### The task
In the records below, copy out word for word each line, beginning at the line that contains "humoral-biomarker-chart: Control AbnormalPET/MR" and stopping after the line that contains "sequelae-box: ? Heart". Include both of those lines.

### Source material
------------------------------------------------------------------------

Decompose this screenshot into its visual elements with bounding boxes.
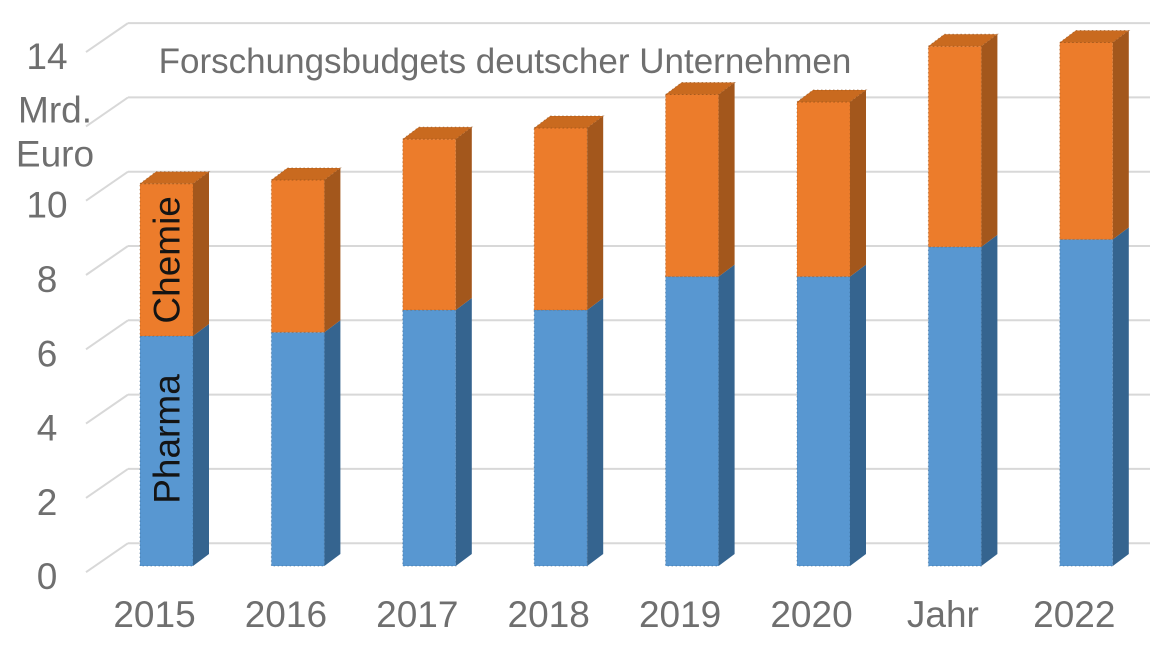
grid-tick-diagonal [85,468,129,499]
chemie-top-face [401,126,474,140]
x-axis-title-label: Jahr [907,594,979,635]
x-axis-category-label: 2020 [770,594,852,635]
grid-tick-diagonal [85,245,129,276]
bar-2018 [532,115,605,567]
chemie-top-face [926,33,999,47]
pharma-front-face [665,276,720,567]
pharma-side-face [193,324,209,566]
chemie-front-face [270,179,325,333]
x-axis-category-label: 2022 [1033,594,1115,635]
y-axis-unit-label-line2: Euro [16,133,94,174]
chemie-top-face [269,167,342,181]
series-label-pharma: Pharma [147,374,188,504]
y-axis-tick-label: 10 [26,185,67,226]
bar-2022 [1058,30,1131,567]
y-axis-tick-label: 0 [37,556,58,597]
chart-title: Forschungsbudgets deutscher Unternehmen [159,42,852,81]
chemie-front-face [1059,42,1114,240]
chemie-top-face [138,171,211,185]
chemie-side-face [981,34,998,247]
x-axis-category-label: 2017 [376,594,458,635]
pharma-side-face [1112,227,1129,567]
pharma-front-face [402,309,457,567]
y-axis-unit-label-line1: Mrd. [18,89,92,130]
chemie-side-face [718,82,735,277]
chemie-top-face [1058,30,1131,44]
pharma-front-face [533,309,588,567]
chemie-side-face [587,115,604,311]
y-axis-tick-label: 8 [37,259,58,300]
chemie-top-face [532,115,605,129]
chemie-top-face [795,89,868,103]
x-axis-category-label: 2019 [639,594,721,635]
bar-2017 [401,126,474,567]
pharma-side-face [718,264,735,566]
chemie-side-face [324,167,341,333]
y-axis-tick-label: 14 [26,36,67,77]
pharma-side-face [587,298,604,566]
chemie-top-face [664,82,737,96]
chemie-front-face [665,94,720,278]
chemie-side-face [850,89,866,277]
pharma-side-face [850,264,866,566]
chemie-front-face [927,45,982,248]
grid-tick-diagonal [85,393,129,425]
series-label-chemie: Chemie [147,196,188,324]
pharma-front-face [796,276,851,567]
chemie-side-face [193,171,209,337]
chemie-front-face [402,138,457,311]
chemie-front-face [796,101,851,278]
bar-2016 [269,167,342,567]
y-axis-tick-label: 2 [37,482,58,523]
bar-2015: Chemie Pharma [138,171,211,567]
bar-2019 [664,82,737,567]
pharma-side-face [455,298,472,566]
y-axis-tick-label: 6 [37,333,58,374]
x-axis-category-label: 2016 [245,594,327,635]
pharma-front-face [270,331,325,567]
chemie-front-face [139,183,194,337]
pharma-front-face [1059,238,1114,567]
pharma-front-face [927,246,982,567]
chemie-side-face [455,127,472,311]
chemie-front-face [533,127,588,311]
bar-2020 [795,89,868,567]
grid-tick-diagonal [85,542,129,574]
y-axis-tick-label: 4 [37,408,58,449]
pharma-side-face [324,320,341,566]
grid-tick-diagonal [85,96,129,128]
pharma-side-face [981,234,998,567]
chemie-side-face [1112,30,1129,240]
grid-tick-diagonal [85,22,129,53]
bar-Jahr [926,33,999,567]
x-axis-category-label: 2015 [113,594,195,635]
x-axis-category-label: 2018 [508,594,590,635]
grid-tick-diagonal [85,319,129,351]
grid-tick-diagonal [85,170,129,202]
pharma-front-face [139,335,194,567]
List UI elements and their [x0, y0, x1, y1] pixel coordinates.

------------------------------------------------------------------------

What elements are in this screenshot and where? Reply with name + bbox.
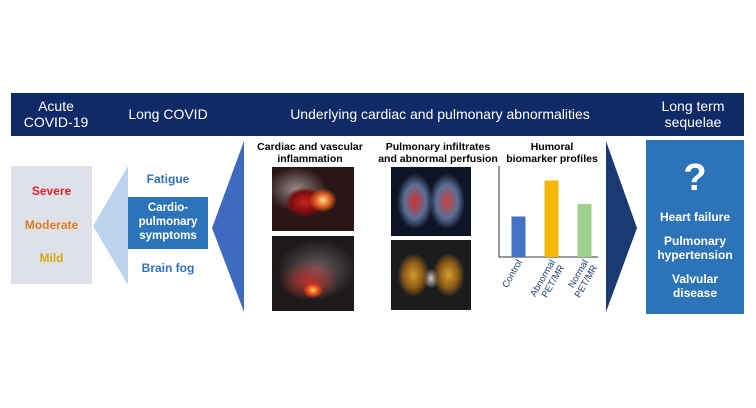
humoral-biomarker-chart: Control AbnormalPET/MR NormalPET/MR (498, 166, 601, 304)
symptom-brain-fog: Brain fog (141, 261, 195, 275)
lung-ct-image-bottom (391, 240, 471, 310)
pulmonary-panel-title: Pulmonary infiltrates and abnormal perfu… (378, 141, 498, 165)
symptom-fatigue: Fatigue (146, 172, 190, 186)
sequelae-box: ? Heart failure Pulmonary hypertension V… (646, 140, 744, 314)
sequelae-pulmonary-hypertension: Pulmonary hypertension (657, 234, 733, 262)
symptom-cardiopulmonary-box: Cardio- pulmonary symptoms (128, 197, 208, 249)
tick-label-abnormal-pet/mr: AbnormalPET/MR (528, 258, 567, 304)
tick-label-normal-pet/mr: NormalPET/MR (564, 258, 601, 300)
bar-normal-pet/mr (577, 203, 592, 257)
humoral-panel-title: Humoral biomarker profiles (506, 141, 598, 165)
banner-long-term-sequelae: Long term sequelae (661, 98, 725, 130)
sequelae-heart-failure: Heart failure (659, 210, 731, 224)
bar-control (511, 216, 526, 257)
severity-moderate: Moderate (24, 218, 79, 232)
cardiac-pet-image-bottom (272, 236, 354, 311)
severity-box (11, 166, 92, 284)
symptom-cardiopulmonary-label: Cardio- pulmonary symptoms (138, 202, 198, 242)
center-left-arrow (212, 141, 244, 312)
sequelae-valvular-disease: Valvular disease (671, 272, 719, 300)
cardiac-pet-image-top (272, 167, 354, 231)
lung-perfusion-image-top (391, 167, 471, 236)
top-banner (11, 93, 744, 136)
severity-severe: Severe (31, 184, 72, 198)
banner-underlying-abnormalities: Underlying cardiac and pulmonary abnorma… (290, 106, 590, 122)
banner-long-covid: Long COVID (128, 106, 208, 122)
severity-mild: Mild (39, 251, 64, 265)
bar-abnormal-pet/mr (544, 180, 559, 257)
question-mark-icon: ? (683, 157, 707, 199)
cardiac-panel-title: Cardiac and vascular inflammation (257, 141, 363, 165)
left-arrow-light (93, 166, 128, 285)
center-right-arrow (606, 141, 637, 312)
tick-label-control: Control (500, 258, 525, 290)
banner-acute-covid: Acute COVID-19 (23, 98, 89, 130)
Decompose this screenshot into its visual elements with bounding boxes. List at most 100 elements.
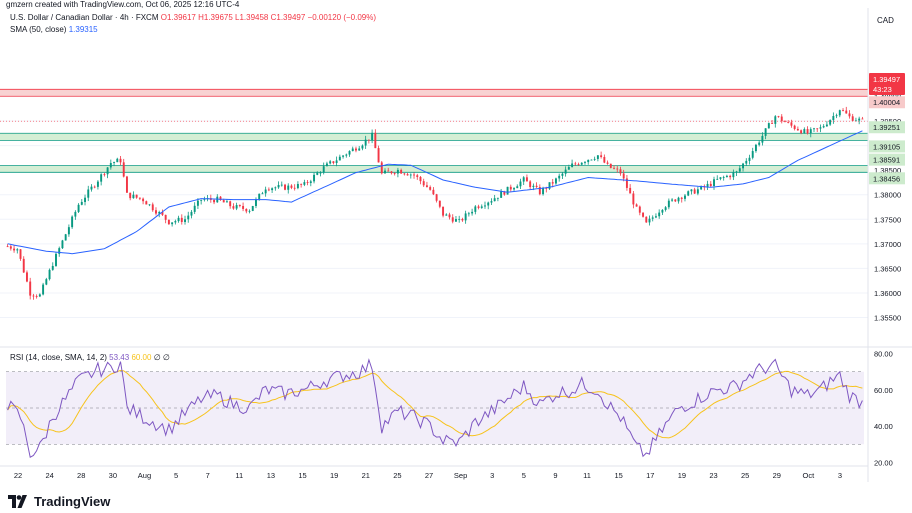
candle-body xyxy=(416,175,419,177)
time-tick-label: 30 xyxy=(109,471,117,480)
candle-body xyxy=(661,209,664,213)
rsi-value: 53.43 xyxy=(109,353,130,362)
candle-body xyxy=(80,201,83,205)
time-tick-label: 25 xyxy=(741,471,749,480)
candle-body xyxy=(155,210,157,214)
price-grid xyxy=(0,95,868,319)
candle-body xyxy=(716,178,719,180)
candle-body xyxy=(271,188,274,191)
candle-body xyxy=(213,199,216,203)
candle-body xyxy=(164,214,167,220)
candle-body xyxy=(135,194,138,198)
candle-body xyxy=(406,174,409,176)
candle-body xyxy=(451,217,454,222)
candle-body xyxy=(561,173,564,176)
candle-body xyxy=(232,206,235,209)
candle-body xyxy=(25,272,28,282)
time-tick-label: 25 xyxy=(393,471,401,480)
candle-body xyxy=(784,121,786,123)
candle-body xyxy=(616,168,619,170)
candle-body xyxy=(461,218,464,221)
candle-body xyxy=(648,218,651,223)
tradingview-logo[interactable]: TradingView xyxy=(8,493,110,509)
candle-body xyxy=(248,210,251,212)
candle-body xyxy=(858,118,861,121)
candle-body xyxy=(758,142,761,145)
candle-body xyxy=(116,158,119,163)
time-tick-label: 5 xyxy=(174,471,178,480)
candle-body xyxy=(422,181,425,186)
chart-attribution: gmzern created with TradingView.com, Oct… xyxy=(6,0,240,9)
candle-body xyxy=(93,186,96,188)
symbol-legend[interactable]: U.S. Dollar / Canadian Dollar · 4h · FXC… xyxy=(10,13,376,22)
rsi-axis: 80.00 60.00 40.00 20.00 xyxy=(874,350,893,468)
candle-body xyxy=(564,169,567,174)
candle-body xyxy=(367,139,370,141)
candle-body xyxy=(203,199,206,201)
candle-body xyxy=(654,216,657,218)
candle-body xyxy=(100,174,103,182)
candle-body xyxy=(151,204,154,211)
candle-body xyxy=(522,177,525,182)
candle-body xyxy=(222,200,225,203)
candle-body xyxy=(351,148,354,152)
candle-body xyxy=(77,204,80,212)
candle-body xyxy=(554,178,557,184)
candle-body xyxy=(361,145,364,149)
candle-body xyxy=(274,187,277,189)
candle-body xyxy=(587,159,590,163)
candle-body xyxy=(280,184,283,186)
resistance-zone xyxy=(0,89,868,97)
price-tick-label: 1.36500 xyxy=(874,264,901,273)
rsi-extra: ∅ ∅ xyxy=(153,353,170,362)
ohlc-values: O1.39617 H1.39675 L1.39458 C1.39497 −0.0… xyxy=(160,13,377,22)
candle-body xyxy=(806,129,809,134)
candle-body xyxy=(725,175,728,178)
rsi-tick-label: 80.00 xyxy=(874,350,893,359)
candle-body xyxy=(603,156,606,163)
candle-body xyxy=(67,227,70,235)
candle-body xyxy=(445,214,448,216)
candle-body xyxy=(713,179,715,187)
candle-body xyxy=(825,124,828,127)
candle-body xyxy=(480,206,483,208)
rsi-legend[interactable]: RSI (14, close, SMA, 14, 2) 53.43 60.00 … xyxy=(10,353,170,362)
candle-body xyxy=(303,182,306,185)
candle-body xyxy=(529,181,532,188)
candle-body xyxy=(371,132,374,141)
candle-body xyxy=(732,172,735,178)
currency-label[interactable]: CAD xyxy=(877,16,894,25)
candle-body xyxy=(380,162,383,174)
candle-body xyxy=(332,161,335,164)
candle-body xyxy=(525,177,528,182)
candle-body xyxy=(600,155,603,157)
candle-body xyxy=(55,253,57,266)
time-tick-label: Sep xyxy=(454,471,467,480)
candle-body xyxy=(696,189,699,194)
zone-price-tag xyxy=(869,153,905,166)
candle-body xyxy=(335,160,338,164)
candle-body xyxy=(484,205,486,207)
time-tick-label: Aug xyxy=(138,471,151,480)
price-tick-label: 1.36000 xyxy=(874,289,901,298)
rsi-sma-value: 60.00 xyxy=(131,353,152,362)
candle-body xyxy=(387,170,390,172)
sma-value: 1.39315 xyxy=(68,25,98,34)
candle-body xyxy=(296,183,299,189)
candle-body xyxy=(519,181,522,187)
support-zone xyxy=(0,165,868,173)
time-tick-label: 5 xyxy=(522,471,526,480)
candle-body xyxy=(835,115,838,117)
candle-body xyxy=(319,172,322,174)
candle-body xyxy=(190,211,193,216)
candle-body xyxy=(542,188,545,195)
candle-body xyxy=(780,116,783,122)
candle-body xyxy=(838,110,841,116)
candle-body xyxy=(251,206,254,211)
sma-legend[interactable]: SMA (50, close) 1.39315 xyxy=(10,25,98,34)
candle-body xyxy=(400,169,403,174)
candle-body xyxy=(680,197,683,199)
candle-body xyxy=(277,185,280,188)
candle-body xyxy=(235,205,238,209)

------------------------------------------------------------------------

### The output
humoral-biomarker-chart: Control AbnormalPET/MR NormalPET/MR (498, 166, 601, 304)
symptom-brain-fog: Brain fog (141, 261, 195, 275)
lung-ct-image-bottom (391, 240, 471, 310)
pulmonary-panel-title: Pulmonary infiltrates and abnormal perfu… (378, 141, 498, 165)
symptom-fatigue: Fatigue (146, 172, 190, 186)
sequelae-box: ? Heart failure Pulmonary hypertension V… (646, 140, 744, 314)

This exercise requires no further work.